* START *
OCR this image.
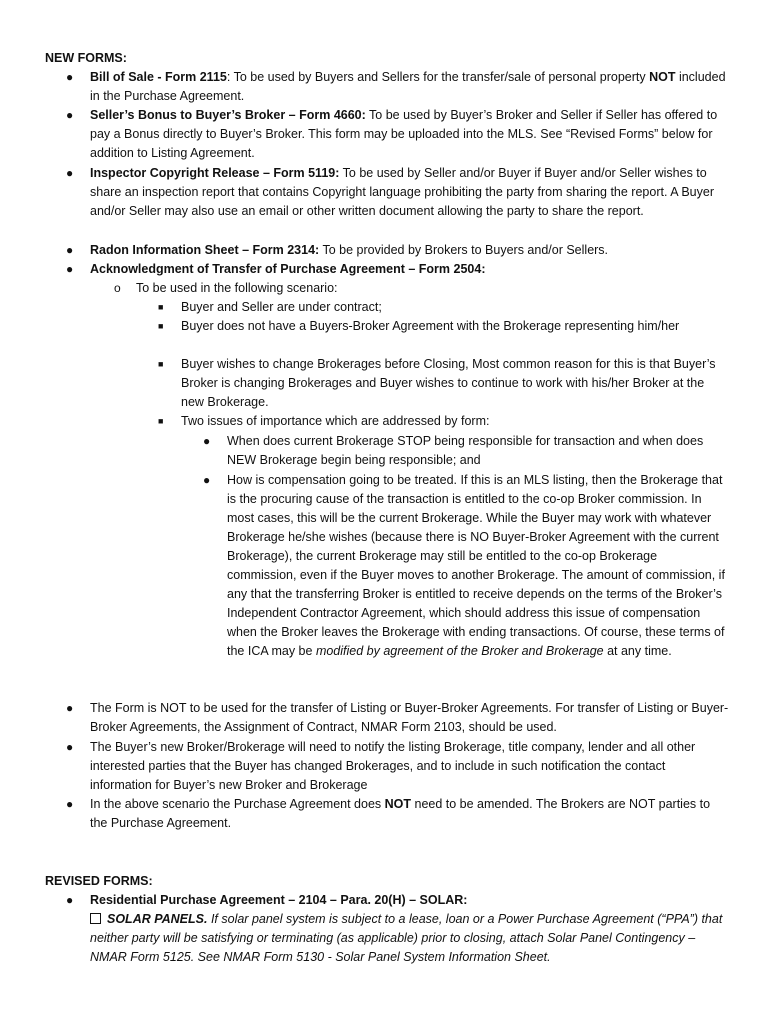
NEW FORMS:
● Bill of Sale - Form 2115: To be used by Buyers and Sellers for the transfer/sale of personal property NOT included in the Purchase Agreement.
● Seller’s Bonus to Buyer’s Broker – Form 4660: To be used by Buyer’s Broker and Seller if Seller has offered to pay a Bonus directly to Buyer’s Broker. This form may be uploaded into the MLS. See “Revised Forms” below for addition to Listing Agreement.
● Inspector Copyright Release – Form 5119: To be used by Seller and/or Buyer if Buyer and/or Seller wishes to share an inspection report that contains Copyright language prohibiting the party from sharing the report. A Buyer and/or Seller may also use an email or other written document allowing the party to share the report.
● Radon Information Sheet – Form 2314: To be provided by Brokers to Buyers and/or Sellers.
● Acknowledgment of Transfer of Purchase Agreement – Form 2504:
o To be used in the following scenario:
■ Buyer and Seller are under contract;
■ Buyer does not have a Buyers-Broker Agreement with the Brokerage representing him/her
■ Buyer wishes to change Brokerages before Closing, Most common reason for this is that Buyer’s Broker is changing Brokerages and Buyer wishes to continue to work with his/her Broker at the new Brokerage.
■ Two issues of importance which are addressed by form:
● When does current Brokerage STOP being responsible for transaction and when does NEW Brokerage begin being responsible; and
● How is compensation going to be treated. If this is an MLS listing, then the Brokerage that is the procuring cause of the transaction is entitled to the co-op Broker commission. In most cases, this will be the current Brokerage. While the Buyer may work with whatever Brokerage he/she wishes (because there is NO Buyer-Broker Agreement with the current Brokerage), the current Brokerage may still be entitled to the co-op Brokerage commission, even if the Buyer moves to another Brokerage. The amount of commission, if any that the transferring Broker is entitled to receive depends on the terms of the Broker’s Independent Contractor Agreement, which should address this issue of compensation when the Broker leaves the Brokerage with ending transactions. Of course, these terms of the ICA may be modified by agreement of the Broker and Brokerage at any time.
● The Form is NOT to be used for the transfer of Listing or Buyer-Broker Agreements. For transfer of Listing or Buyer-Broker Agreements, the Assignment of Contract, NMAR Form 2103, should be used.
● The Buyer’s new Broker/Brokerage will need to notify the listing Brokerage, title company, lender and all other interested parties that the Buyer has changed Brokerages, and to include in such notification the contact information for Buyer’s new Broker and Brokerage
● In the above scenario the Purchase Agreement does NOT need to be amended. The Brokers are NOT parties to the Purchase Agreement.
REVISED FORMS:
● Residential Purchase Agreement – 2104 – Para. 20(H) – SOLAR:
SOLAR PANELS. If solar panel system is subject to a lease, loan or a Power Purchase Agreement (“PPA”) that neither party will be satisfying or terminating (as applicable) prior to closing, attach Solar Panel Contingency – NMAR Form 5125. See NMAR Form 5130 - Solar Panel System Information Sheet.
* END *
Tally every line of the listing that holds the string "parties", then give the number by itself.

2